**Problem to work on**
Set the data down again, exactly as it reads, but without the pictures.

**Provided material**
-*-

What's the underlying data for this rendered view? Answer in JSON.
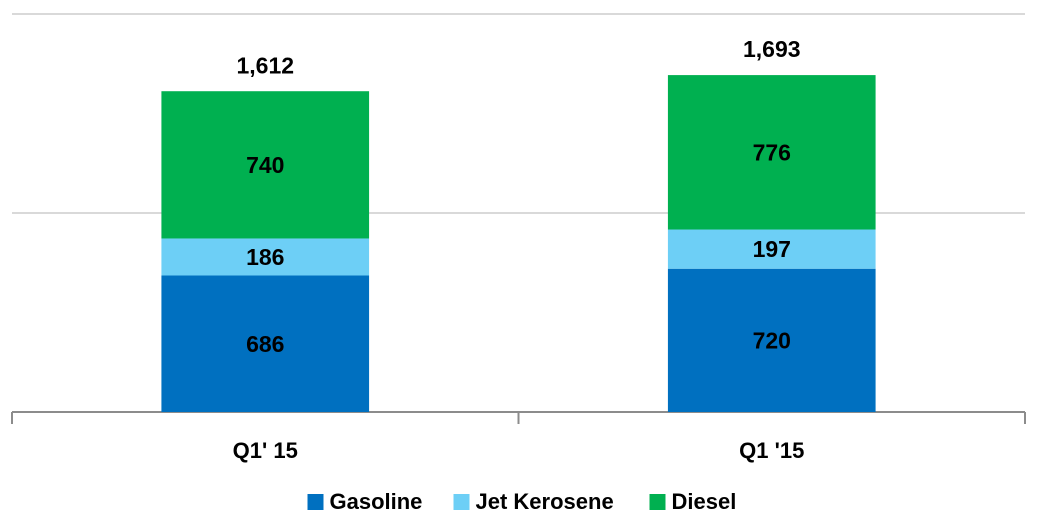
{
  "chart_data": {
    "type": "stacked_bar",
    "categories": [
      "Q1' 15",
      "Q1 '15"
    ],
    "series": [
      {
        "name": "Gasoline",
        "color": "#0070c0",
        "values": [
          686,
          720
        ]
      },
      {
        "name": "Jet Kerosene",
        "color": "#6dcff6",
        "values": [
          186,
          197
        ]
      },
      {
        "name": "Diesel",
        "color": "#00b050",
        "values": [
          740,
          776
        ]
      }
    ],
    "totals": [
      1612,
      1693
    ],
    "total_labels": [
      "1,612",
      "1,693"
    ],
    "ylim": [
      0,
      2000
    ],
    "yticks": [
      0,
      1000,
      2000
    ],
    "grid": true
  }
}
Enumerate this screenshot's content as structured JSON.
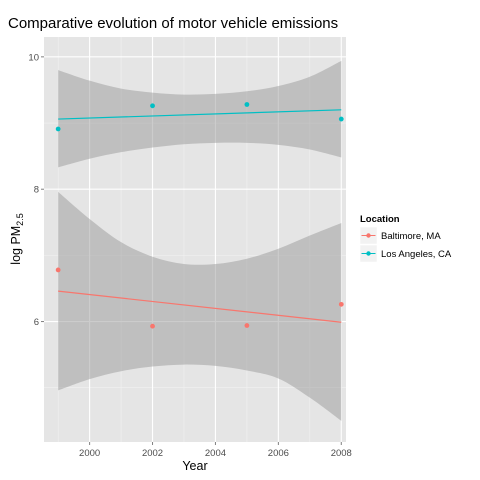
{
  "chart_data": {
    "type": "scatter",
    "title": "Comparative evolution of motor vehicle emissions",
    "xlabel": "Year",
    "ylabel_main": "log PM",
    "ylabel_sub": "2.5",
    "xlim": [
      1998.55,
      2008.15
    ],
    "ylim": [
      4.18,
      10.3
    ],
    "x_ticks": [
      2000,
      2002,
      2004,
      2006,
      2008
    ],
    "x_tick_labels": [
      "2000",
      "2002",
      "2004",
      "2006",
      "2008"
    ],
    "y_ticks": [
      6,
      8,
      10
    ],
    "y_tick_labels": [
      "6",
      "8",
      "10"
    ],
    "grid": true,
    "legend": {
      "title": "Location",
      "position": "right",
      "entries": [
        "Baltimore, MA",
        "Los Angeles, CA"
      ]
    },
    "series": [
      {
        "name": "Baltimore, MA",
        "color": "#f8766d",
        "x": [
          1999,
          2002,
          2005,
          2008
        ],
        "y": [
          6.78,
          5.93,
          5.94,
          6.26
        ],
        "fit": {
          "x": [
            1999,
            2008
          ],
          "y": [
            6.46,
            5.99
          ]
        },
        "band": {
          "x": [
            1999,
            2000,
            2001,
            2002,
            2003,
            2004,
            2005,
            2006,
            2007,
            2008
          ],
          "upper": [
            7.96,
            7.55,
            7.2,
            6.98,
            6.87,
            6.87,
            6.95,
            7.1,
            7.3,
            7.49
          ],
          "lower": [
            4.96,
            5.13,
            5.25,
            5.32,
            5.35,
            5.33,
            5.26,
            5.14,
            4.85,
            4.5
          ]
        }
      },
      {
        "name": "Los Angeles, CA",
        "color": "#00bfc4",
        "x": [
          1999,
          2002,
          2005,
          2008
        ],
        "y": [
          8.91,
          9.26,
          9.28,
          9.06
        ],
        "fit": {
          "x": [
            1999,
            2008
          ],
          "y": [
            9.06,
            9.2
          ]
        },
        "band": {
          "x": [
            1999,
            2000,
            2001,
            2002,
            2003,
            2004,
            2005,
            2006,
            2007,
            2008
          ],
          "upper": [
            9.8,
            9.64,
            9.52,
            9.46,
            9.43,
            9.44,
            9.48,
            9.56,
            9.7,
            9.94
          ],
          "lower": [
            8.33,
            8.46,
            8.56,
            8.63,
            8.68,
            8.7,
            8.7,
            8.67,
            8.6,
            8.48
          ]
        }
      }
    ]
  }
}
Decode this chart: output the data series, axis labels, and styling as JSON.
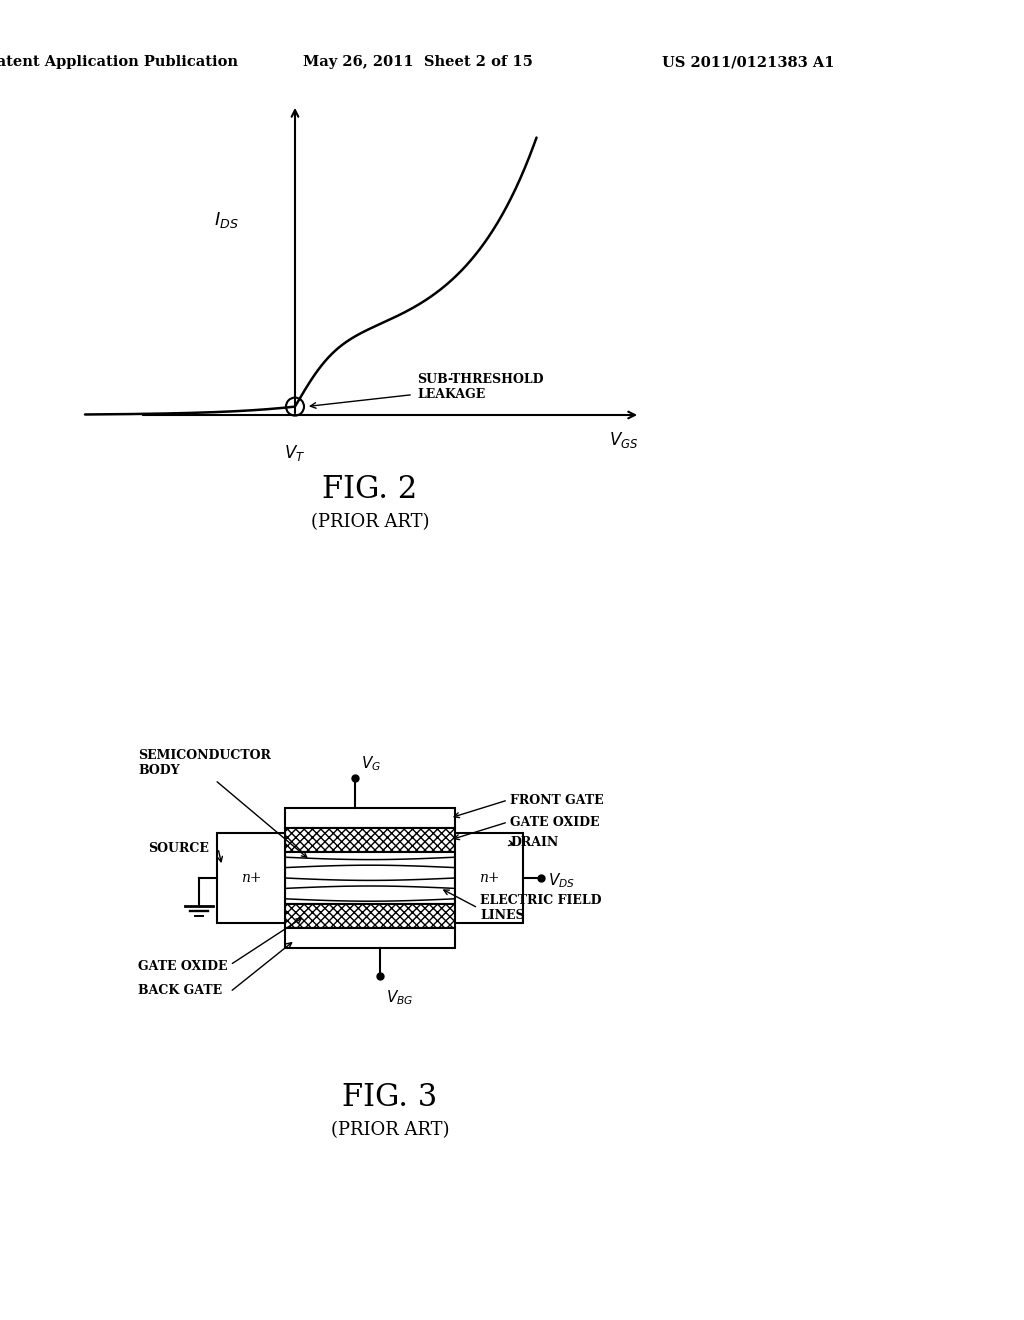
{
  "bg_color": "#ffffff",
  "header_left": "Patent Application Publication",
  "header_mid": "May 26, 2011  Sheet 2 of 15",
  "header_right": "US 2011/0121383 A1",
  "fig2_title": "FIG. 2",
  "fig2_subtitle": "(PRIOR ART)",
  "fig3_title": "FIG. 3",
  "fig3_subtitle": "(PRIOR ART)"
}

-*-

**Task output**
What's the underlying data for this rendered view? Answer in JSON.
{
  "chart_data": {
    "type": "stacked_bar",
    "categories": [
      "Q1' 15",
      "Q1 '15"
    ],
    "series": [
      {
        "name": "Gasoline",
        "color": "#0070c0",
        "values": [
          686,
          720
        ]
      },
      {
        "name": "Jet Kerosene",
        "color": "#6dcff6",
        "values": [
          186,
          197
        ]
      },
      {
        "name": "Diesel",
        "color": "#00b050",
        "values": [
          740,
          776
        ]
      }
    ],
    "totals": [
      1612,
      1693
    ],
    "total_labels": [
      "1,612",
      "1,693"
    ],
    "ylim": [
      0,
      2000
    ],
    "yticks": [
      0,
      1000,
      2000
    ],
    "grid": true
  }
}
Enumerate this screenshot's content as structured JSON.
{
  "chart_data": {
    "type": "scatter",
    "title": "Comparative evolution of motor vehicle emissions",
    "xlabel": "Year",
    "ylabel_main": "log PM",
    "ylabel_sub": "2.5",
    "xlim": [
      1998.55,
      2008.15
    ],
    "ylim": [
      4.18,
      10.3
    ],
    "x_ticks": [
      2000,
      2002,
      2004,
      2006,
      2008
    ],
    "x_tick_labels": [
      "2000",
      "2002",
      "2004",
      "2006",
      "2008"
    ],
    "y_ticks": [
      6,
      8,
      10
    ],
    "y_tick_labels": [
      "6",
      "8",
      "10"
    ],
    "grid": true,
    "legend": {
      "title": "Location",
      "position": "right",
      "entries": [
        "Baltimore, MA",
        "Los Angeles, CA"
      ]
    },
    "series": [
      {
        "name": "Baltimore, MA",
        "color": "#f8766d",
        "x": [
          1999,
          2002,
          2005,
          2008
        ],
        "y": [
          6.78,
          5.93,
          5.94,
          6.26
        ],
        "fit": {
          "x": [
            1999,
            2008
          ],
          "y": [
            6.46,
            5.99
          ]
        },
        "band": {
          "x": [
            1999,
            2000,
            2001,
            2002,
            2003,
            2004,
            2005,
            2006,
            2007,
            2008
          ],
          "upper": [
            7.96,
            7.55,
            7.2,
            6.98,
            6.87,
            6.87,
            6.95,
            7.1,
            7.3,
            7.49
          ],
          "lower": [
            4.96,
            5.13,
            5.25,
            5.32,
            5.35,
            5.33,
            5.26,
            5.14,
            4.85,
            4.5
          ]
        }
      },
      {
        "name": "Los Angeles, CA",
        "color": "#00bfc4",
        "x": [
          1999,
          2002,
          2005,
          2008
        ],
        "y": [
          8.91,
          9.26,
          9.28,
          9.06
        ],
        "fit": {
          "x": [
            1999,
            2008
          ],
          "y": [
            9.06,
            9.2
          ]
        },
        "band": {
          "x": [
            1999,
            2000,
            2001,
            2002,
            2003,
            2004,
            2005,
            2006,
            2007,
            2008
          ],
          "upper": [
            9.8,
            9.64,
            9.52,
            9.46,
            9.43,
            9.44,
            9.48,
            9.56,
            9.7,
            9.94
          ],
          "lower": [
            8.33,
            8.46,
            8.56,
            8.63,
            8.68,
            8.7,
            8.7,
            8.67,
            8.6,
            8.48
          ]
        }
      }
    ]
  }
}
Decode this chart: output the data series, axis labels, and styling as JSON.
{
  "bg_color": "#ffffff",
  "header_left": "Patent Application Publication",
  "header_mid": "May 26, 2011  Sheet 2 of 15",
  "header_right": "US 2011/0121383 A1",
  "fig2_title": "FIG. 2",
  "fig2_subtitle": "(PRIOR ART)",
  "fig3_title": "FIG. 3",
  "fig3_subtitle": "(PRIOR ART)"
}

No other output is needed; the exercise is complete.